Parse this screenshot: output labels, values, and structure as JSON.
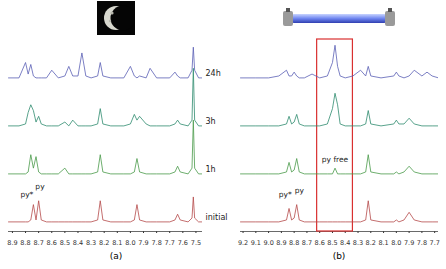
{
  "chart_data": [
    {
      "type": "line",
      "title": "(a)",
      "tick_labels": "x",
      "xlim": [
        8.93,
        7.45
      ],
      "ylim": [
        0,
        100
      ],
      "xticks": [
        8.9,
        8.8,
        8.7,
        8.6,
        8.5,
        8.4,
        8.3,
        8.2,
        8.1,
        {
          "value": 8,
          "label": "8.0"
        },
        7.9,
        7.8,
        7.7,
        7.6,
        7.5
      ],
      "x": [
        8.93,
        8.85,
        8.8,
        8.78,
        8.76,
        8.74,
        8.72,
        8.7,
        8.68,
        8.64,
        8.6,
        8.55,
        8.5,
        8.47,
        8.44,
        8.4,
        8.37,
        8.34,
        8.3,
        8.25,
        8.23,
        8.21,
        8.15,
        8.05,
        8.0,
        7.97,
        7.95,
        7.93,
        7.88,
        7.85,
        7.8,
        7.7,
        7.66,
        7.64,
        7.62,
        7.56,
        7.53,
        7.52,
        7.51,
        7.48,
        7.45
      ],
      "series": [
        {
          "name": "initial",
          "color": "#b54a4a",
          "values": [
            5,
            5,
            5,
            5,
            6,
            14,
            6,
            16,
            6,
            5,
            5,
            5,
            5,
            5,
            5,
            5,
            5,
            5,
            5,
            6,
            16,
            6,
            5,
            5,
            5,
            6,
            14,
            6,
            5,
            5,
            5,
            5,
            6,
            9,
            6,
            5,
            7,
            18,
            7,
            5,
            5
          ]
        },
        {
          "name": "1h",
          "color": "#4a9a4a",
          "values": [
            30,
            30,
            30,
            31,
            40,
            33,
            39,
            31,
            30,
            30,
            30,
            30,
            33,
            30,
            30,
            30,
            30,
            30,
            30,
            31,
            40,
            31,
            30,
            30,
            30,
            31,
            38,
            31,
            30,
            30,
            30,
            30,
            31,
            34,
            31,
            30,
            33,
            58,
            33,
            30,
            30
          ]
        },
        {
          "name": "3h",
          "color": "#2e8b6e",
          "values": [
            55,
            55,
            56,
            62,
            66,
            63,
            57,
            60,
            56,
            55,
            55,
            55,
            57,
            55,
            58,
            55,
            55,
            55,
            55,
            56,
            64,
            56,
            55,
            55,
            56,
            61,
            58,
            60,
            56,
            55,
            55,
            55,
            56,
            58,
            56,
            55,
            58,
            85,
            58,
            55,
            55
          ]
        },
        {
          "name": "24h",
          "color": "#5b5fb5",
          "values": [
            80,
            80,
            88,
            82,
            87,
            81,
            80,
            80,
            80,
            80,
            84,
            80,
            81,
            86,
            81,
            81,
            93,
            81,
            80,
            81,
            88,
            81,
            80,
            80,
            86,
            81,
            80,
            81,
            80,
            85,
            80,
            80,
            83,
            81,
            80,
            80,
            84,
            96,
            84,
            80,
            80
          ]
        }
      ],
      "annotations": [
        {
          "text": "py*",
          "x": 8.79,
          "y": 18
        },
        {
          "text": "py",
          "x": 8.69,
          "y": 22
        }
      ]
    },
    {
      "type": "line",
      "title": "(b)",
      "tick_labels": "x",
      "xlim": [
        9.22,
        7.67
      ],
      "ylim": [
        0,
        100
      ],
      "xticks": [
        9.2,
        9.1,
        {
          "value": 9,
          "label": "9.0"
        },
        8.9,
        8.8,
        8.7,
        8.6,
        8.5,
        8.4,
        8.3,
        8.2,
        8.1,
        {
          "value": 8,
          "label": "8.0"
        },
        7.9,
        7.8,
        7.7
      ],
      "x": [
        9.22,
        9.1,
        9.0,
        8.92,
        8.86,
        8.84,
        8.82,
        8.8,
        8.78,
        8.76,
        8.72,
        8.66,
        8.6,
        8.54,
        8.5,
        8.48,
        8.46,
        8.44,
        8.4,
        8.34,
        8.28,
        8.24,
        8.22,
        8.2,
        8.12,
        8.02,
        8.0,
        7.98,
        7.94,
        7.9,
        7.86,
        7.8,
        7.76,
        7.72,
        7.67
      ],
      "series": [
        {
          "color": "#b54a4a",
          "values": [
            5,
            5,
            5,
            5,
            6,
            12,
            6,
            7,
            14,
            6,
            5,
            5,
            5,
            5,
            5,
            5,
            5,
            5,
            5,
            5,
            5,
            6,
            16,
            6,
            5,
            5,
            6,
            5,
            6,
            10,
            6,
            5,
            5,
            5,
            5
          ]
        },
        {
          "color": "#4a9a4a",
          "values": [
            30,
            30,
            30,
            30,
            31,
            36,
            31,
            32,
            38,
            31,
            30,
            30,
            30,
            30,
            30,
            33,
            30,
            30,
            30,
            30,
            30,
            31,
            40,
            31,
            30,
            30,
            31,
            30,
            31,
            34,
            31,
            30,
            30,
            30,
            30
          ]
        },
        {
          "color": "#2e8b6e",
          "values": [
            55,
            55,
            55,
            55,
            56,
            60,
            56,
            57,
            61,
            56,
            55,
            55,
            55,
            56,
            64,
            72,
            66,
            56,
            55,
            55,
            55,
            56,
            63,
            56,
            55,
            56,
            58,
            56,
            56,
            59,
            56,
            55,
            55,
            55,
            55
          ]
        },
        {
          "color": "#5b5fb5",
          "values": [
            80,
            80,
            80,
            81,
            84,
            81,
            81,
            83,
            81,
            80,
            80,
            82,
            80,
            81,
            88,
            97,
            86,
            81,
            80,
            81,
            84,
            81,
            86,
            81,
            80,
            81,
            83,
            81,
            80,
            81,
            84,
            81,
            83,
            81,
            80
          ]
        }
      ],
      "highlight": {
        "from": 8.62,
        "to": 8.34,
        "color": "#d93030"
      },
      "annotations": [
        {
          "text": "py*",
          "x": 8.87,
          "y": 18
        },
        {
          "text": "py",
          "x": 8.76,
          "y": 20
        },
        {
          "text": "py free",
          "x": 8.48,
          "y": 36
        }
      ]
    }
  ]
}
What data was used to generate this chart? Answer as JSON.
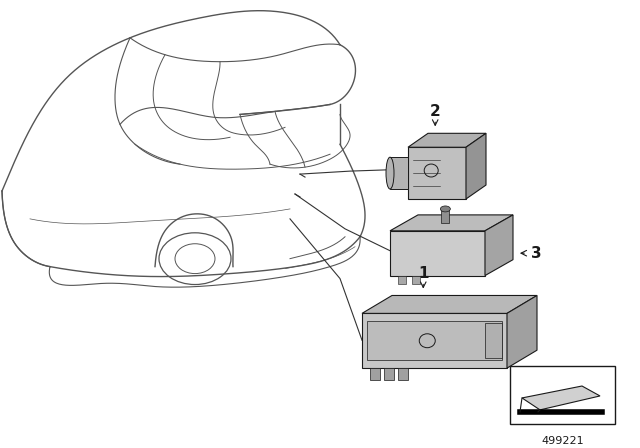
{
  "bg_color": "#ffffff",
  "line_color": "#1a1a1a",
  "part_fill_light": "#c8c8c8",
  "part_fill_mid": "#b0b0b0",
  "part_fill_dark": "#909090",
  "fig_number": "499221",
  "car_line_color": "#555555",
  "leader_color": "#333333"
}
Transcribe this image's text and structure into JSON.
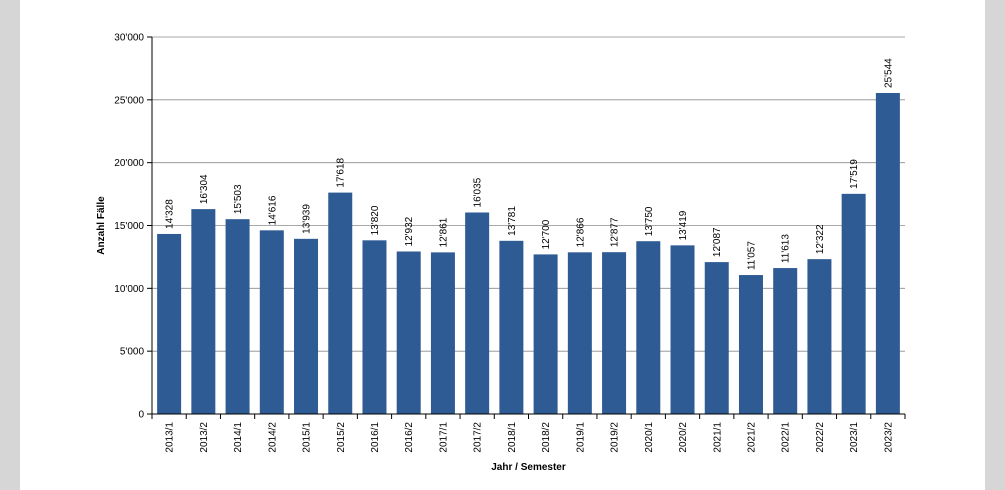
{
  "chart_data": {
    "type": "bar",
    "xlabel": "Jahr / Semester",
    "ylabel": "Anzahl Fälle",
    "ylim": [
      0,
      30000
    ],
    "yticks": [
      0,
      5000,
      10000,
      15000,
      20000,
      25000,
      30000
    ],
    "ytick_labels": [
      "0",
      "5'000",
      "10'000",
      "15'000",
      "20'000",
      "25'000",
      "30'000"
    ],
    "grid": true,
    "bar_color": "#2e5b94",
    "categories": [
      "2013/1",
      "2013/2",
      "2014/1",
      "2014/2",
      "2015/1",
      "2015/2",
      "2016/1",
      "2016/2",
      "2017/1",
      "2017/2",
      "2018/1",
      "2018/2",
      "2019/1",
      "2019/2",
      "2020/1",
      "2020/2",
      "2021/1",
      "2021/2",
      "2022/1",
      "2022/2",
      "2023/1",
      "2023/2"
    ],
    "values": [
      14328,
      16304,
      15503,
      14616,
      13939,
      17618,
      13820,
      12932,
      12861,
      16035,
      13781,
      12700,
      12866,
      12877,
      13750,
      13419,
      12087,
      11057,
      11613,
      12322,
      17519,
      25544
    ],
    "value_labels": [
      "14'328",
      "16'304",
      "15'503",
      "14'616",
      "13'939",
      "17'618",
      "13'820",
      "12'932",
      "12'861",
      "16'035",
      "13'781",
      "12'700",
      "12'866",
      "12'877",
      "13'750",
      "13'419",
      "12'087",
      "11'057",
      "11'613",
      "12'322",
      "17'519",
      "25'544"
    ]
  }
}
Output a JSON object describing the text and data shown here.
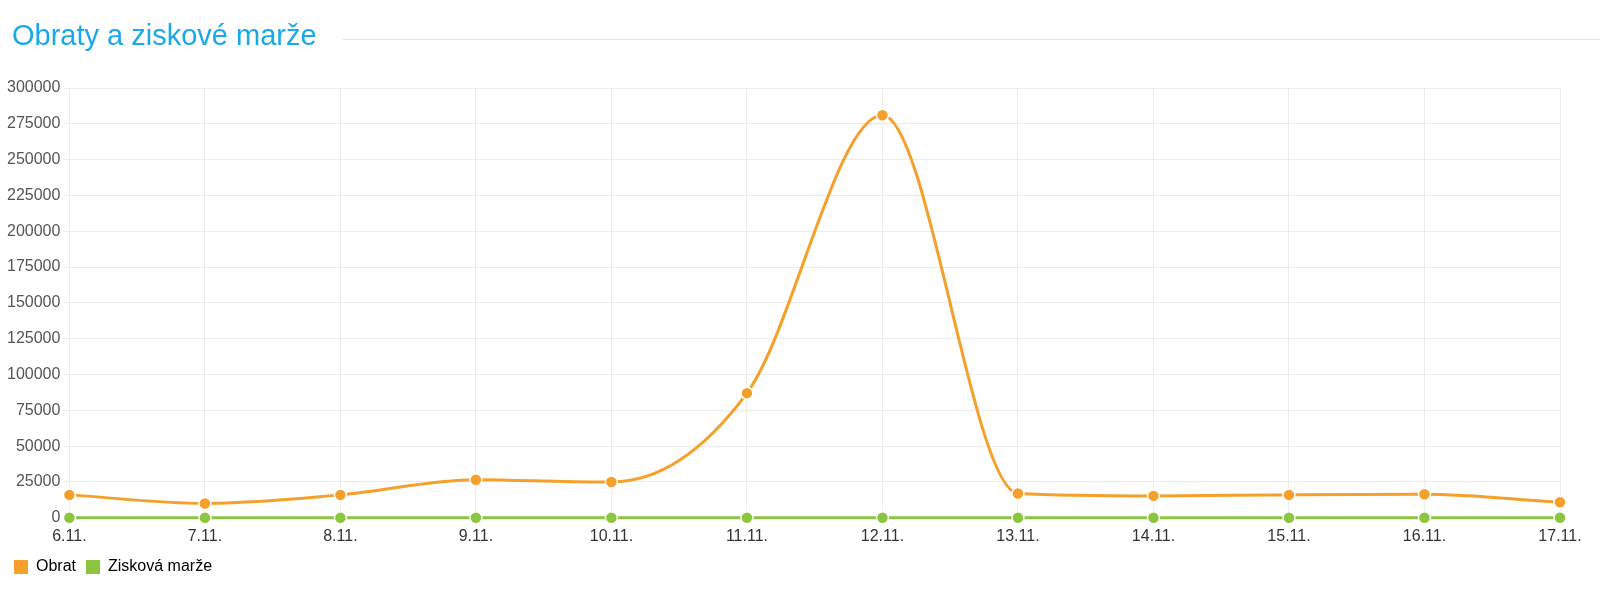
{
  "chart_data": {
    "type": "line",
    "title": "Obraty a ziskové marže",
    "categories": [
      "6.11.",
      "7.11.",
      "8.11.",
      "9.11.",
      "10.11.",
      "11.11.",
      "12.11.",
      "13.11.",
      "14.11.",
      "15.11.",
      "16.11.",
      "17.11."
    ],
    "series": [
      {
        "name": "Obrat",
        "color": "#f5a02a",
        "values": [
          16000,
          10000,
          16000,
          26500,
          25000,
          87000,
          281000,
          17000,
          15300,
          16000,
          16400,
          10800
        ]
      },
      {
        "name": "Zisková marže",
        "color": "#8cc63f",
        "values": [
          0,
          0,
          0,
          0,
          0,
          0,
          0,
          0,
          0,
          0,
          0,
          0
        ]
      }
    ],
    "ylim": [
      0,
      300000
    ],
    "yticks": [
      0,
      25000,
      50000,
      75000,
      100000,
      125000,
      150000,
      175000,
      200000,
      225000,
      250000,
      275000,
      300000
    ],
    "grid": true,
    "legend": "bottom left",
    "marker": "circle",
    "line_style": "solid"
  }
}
-=-=-=-=-
> [Problem details]:
Repeat verbatim the lines from the one holding "Output a JSON" through the end of the listing above, both ends included, but not the pictures.

> [Completed task]:
Output a JSON object describing the text and data shown here.
{
  "chart_data": {
    "type": "line",
    "title": "Obraty a ziskové marže",
    "categories": [
      "6.11.",
      "7.11.",
      "8.11.",
      "9.11.",
      "10.11.",
      "11.11.",
      "12.11.",
      "13.11.",
      "14.11.",
      "15.11.",
      "16.11.",
      "17.11."
    ],
    "series": [
      {
        "name": "Obrat",
        "color": "#f5a02a",
        "values": [
          16000,
          10000,
          16000,
          26500,
          25000,
          87000,
          281000,
          17000,
          15300,
          16000,
          16400,
          10800
        ]
      },
      {
        "name": "Zisková marže",
        "color": "#8cc63f",
        "values": [
          0,
          0,
          0,
          0,
          0,
          0,
          0,
          0,
          0,
          0,
          0,
          0
        ]
      }
    ],
    "ylim": [
      0,
      300000
    ],
    "yticks": [
      0,
      25000,
      50000,
      75000,
      100000,
      125000,
      150000,
      175000,
      200000,
      225000,
      250000,
      275000,
      300000
    ],
    "grid": true,
    "legend": "bottom left",
    "marker": "circle",
    "line_style": "solid"
  }
}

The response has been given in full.